- [Dataset records]:
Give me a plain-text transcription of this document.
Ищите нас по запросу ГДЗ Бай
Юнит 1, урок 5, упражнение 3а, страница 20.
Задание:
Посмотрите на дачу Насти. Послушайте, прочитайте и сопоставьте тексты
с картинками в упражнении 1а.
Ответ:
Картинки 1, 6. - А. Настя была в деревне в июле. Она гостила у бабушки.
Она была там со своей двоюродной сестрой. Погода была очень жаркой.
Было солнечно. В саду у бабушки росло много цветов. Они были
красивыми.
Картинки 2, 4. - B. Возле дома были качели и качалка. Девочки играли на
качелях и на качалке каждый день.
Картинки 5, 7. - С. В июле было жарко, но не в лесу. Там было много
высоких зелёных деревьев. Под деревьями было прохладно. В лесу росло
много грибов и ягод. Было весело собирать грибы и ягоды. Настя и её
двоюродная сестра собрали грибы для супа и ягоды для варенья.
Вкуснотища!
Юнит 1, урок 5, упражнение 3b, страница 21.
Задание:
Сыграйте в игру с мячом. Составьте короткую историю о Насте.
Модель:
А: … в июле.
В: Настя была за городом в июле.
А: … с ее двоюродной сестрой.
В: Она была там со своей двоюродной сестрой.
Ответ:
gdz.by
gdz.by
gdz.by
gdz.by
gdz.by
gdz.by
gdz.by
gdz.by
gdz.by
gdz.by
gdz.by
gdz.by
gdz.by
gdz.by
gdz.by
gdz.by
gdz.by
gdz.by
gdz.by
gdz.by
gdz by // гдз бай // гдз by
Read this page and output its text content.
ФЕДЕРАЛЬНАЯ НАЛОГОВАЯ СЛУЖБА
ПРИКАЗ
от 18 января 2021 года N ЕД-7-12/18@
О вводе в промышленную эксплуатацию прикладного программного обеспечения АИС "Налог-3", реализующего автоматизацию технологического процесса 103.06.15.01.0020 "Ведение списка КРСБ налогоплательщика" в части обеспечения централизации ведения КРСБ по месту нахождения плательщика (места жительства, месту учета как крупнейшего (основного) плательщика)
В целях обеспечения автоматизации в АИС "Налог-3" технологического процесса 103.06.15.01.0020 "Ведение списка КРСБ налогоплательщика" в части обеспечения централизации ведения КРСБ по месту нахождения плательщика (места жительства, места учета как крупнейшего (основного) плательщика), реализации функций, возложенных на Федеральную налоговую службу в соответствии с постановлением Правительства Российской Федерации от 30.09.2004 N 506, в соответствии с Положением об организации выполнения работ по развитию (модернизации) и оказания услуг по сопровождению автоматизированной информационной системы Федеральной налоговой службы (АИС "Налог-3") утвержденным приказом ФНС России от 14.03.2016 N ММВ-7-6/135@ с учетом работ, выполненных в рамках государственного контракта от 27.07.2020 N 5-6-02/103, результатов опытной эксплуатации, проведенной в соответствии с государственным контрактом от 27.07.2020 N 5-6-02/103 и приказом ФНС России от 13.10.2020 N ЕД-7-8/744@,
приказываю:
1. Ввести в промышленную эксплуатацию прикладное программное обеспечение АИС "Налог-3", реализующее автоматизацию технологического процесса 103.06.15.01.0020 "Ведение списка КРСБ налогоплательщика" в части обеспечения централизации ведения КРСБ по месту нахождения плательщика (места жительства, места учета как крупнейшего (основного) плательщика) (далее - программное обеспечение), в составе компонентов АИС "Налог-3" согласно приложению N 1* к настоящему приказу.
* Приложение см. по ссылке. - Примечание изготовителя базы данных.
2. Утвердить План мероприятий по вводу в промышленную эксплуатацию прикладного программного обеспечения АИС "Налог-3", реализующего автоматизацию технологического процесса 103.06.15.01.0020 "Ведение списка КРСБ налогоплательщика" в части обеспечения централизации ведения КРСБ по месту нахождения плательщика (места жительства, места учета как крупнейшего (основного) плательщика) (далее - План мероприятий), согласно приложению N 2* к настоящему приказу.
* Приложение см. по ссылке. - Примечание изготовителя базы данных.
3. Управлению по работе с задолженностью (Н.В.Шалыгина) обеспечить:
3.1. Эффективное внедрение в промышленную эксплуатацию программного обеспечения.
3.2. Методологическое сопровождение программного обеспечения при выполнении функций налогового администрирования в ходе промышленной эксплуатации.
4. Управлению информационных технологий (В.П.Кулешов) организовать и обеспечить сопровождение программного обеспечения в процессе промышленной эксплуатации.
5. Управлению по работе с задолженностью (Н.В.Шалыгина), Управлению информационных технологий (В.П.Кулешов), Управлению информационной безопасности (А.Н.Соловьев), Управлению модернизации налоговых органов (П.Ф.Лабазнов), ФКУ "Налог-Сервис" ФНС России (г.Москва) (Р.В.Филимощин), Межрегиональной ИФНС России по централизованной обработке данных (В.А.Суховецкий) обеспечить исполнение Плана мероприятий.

- [Exercise]: Where a line contains "урок", copy that line.

- [Full output]:
Юнит 1, урок 5, упражнение 3а, страница 20.
Юнит 1, урок 5, упражнение 3b, страница 21.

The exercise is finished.